Records follow. Copy every line with "name".

** start **

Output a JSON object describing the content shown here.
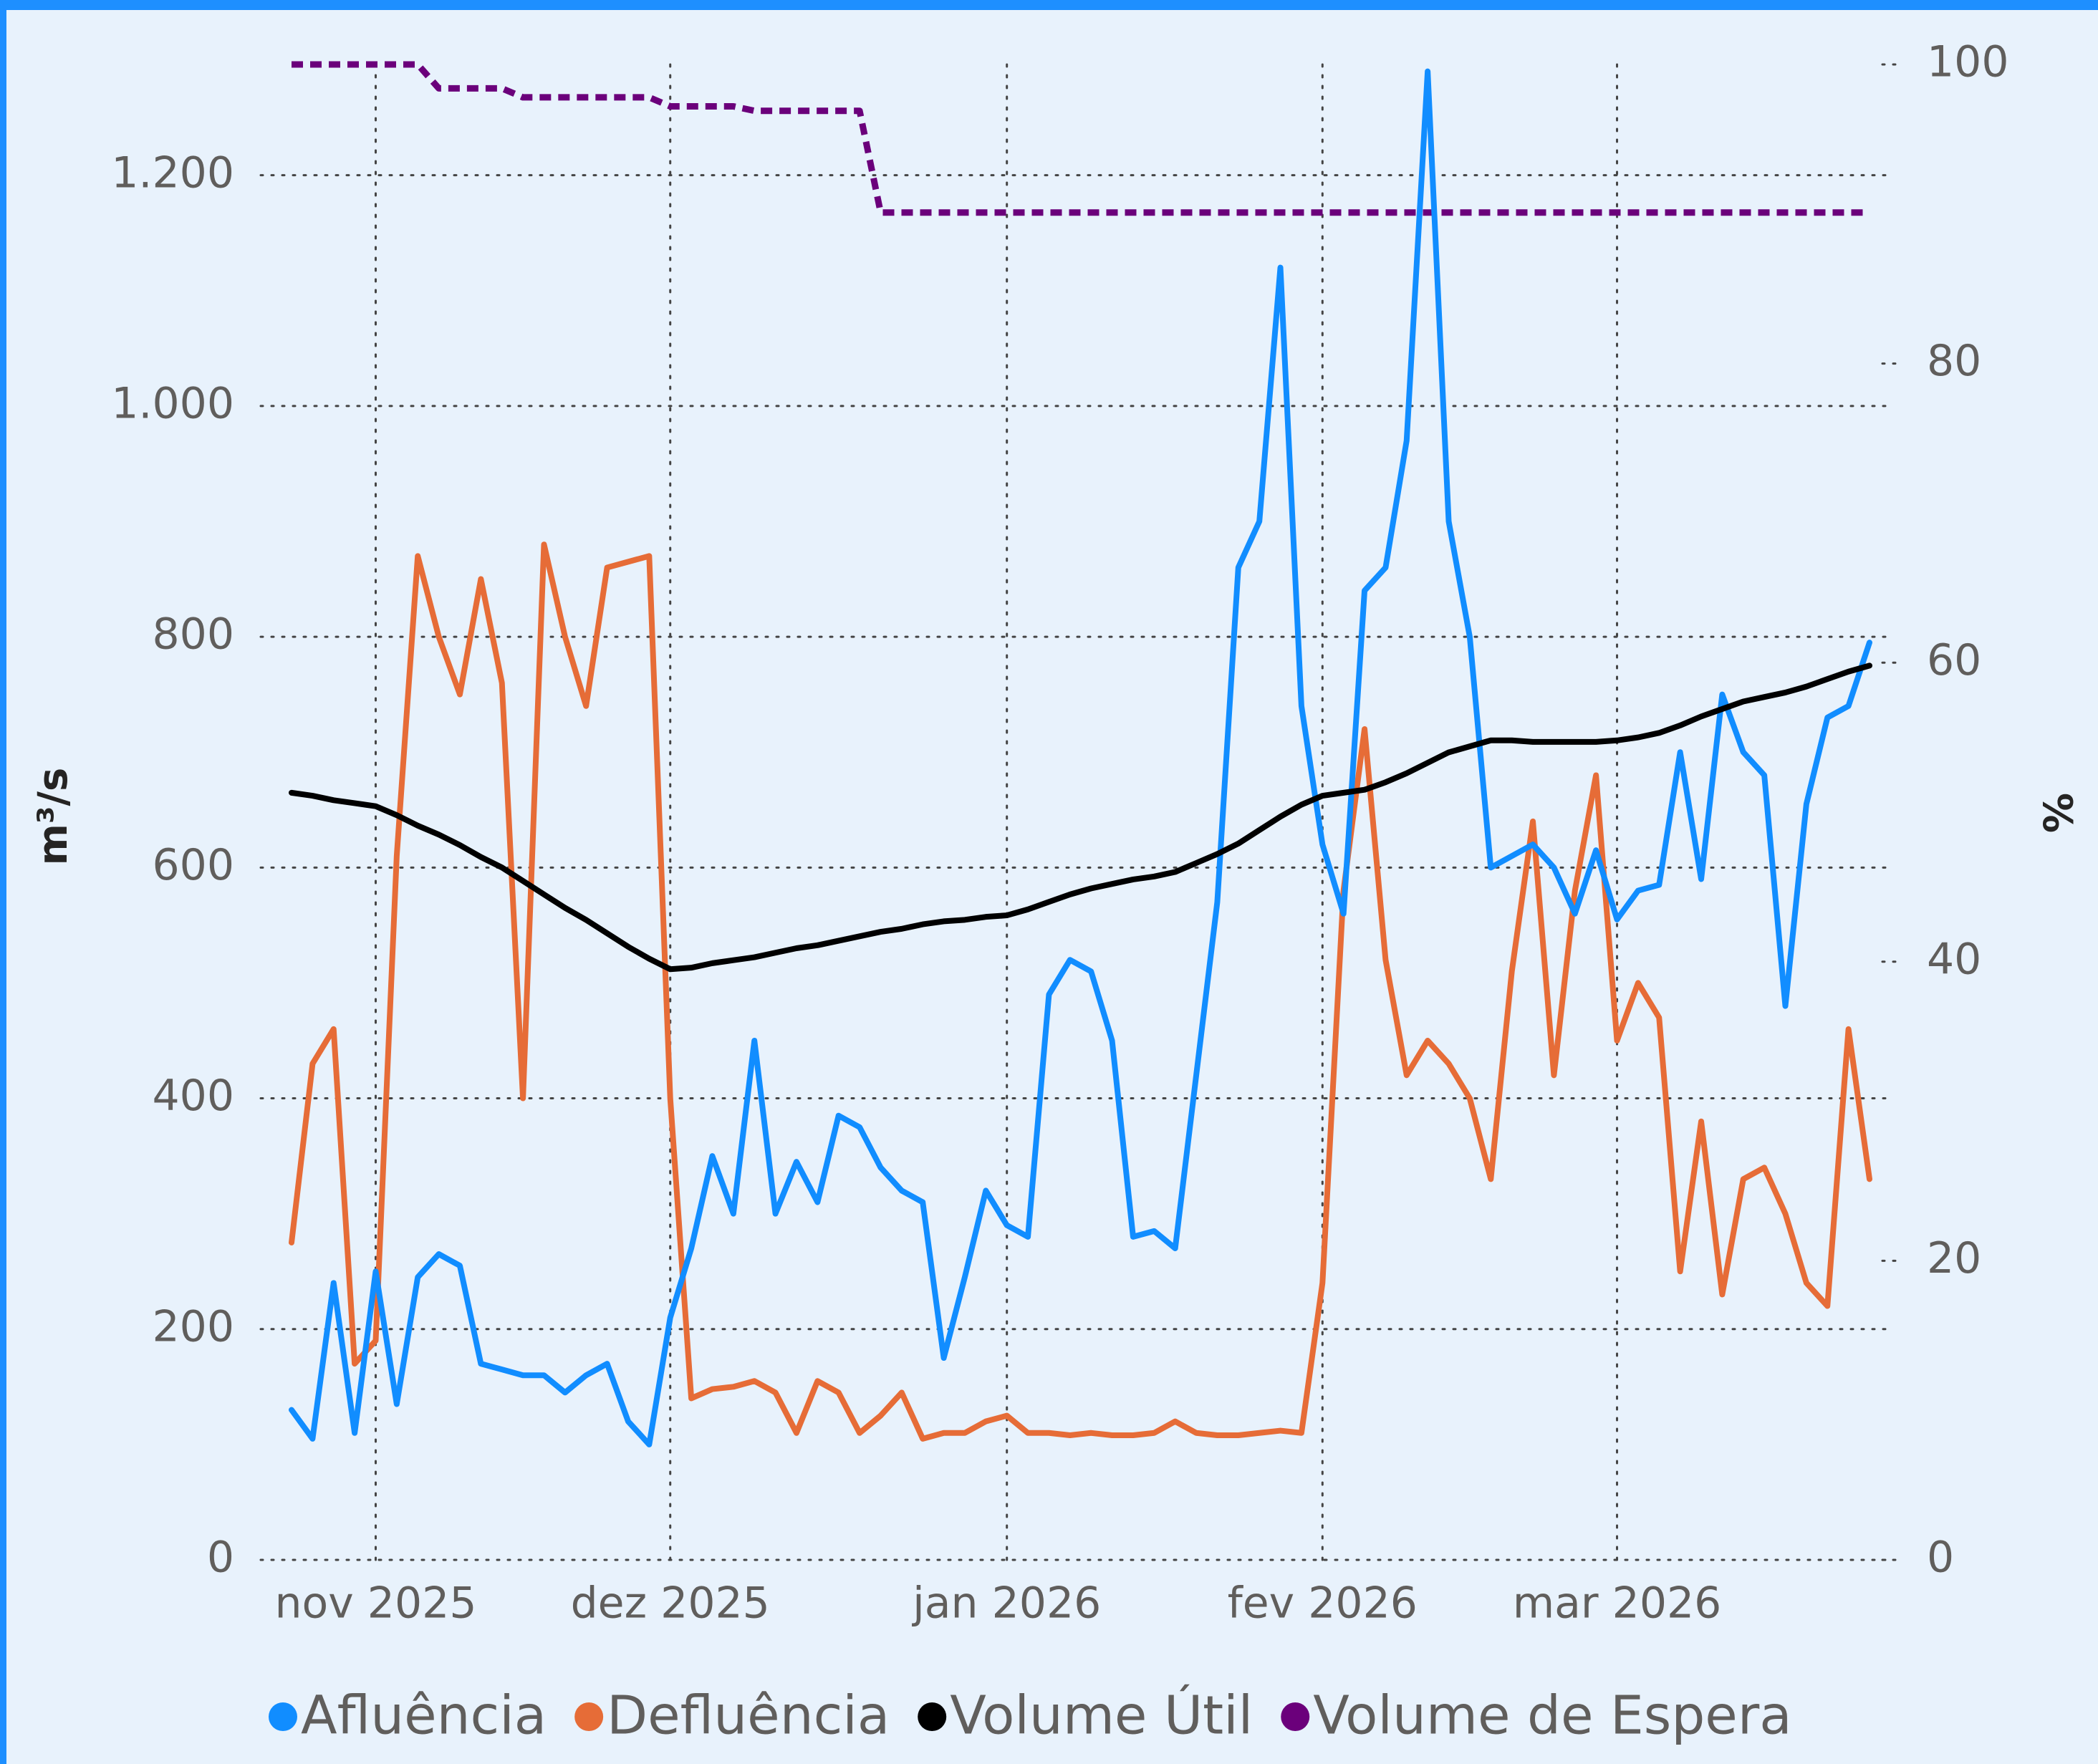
{
  "chart_data": {
    "type": "line",
    "y_label": "m³/s",
    "y2_label": "%",
    "categories": [
      null,
      null,
      null,
      null,
      "nov 2025",
      null,
      null,
      null,
      null,
      null,
      null,
      null,
      null,
      null,
      null,
      null,
      null,
      null,
      "dez 2025",
      null,
      null,
      null,
      null,
      null,
      null,
      null,
      null,
      null,
      null,
      null,
      null,
      null,
      null,
      null,
      "jan 2026",
      null,
      null,
      null,
      null,
      null,
      null,
      null,
      null,
      null,
      null,
      null,
      null,
      null,
      null,
      "fev 2026",
      null,
      null,
      null,
      null,
      null,
      null,
      null,
      null,
      null,
      null,
      null,
      null,
      null,
      "mar 2026",
      null,
      null,
      null,
      null,
      null,
      null,
      null,
      null,
      null,
      null,
      null,
      null
    ],
    "ylim": [
      0,
      1296
    ],
    "yticks": [
      0,
      200,
      400,
      600,
      800,
      {
        "value": 1000,
        "label": "1.000"
      },
      {
        "value": 1200,
        "label": "1.200"
      }
    ],
    "y2lim": [
      0,
      100
    ],
    "y2ticks": [
      0,
      20,
      40,
      60,
      80,
      100
    ],
    "grid": true,
    "series": [
      {
        "name": "Afluência",
        "color": "#118DFF",
        "values": [
          130,
          105,
          240,
          110,
          250,
          135,
          245,
          265,
          255,
          170,
          165,
          160,
          160,
          145,
          160,
          170,
          120,
          100,
          210,
          270,
          350,
          300,
          450,
          300,
          345,
          310,
          385,
          375,
          340,
          320,
          310,
          175,
          245,
          320,
          290,
          280,
          490,
          520,
          510,
          450,
          280,
          285,
          270,
          420,
          570,
          860,
          900,
          1120,
          740,
          620,
          560,
          840,
          860,
          970,
          1290,
          900,
          800,
          600,
          610,
          620,
          600,
          560,
          615,
          555,
          580,
          585,
          700,
          590,
          750,
          700,
          680,
          480,
          655,
          730,
          740,
          795
        ]
      },
      {
        "name": "Defluência",
        "color": "#E66C37",
        "values": [
          275,
          430,
          460,
          170,
          190,
          610,
          870,
          800,
          750,
          850,
          760,
          400,
          880,
          800,
          740,
          860,
          865,
          870,
          400,
          140,
          148,
          150,
          155,
          145,
          110,
          155,
          145,
          110,
          125,
          145,
          105,
          110,
          110,
          120,
          125,
          110,
          110,
          108,
          110,
          108,
          108,
          110,
          120,
          110,
          108,
          108,
          110,
          112,
          110,
          240,
          580,
          720,
          520,
          420,
          450,
          430,
          400,
          330,
          510,
          640,
          420,
          580,
          680,
          450,
          500,
          470,
          250,
          380,
          230,
          330,
          340,
          300,
          240,
          220,
          460,
          330
        ]
      },
      {
        "name": "Volume Útil",
        "color": "#000000",
        "axis": "y2",
        "values": [
          51.3,
          51.1,
          50.8,
          50.6,
          50.4,
          49.8,
          49.1,
          48.5,
          47.8,
          47.0,
          46.3,
          45.4,
          44.5,
          43.6,
          42.8,
          41.9,
          41.0,
          40.2,
          39.5,
          39.6,
          39.9,
          40.1,
          40.3,
          40.6,
          40.9,
          41.1,
          41.4,
          41.7,
          42.0,
          42.2,
          42.5,
          42.7,
          42.8,
          43.0,
          43.1,
          43.5,
          44.0,
          44.5,
          44.9,
          45.2,
          45.5,
          45.7,
          46.0,
          46.6,
          47.2,
          47.9,
          48.8,
          49.7,
          50.5,
          51.1,
          51.3,
          51.5,
          52.0,
          52.6,
          53.3,
          54.0,
          54.4,
          54.8,
          54.8,
          54.7,
          54.7,
          54.7,
          54.7,
          54.8,
          55.0,
          55.3,
          55.8,
          56.4,
          56.9,
          57.4,
          57.7,
          58.0,
          58.4,
          58.9,
          59.4,
          59.8
        ]
      },
      {
        "name": "Volume de Espera",
        "color": "#6B007B",
        "axis": "y2",
        "dashed": true,
        "values": [
          100,
          100,
          100,
          100,
          100,
          100,
          100,
          98.4,
          98.4,
          98.4,
          98.4,
          97.8,
          97.8,
          97.8,
          97.8,
          97.8,
          97.8,
          97.8,
          97.2,
          97.2,
          97.2,
          97.2,
          96.9,
          96.9,
          96.9,
          96.9,
          96.9,
          96.9,
          90.1,
          90.1,
          90.1,
          90.1,
          90.1,
          90.1,
          90.1,
          90.1,
          90.1,
          90.1,
          90.1,
          90.1,
          90.1,
          90.1,
          90.1,
          90.1,
          90.1,
          90.1,
          90.1,
          90.1,
          90.1,
          90.1,
          90.1,
          90.1,
          90.1,
          90.1,
          90.1,
          90.1,
          90.1,
          90.1,
          90.1,
          90.1,
          90.1,
          90.1,
          90.1,
          90.1,
          90.1,
          90.1,
          90.1,
          90.1,
          90.1,
          90.1,
          90.1,
          90.1,
          90.1,
          90.1,
          90.1,
          90.1
        ]
      }
    ]
  }
}
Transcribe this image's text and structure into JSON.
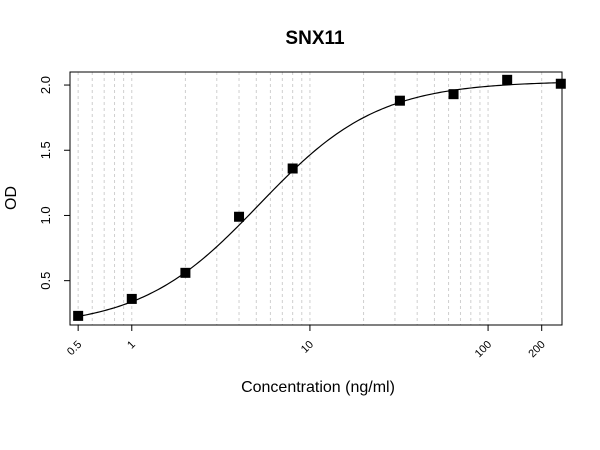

** end **

Result of the task >>
        "name": "Afluência",
        "name": "Defluência",
        "name": "Volume Útil",
        "name": "Volume de Espera",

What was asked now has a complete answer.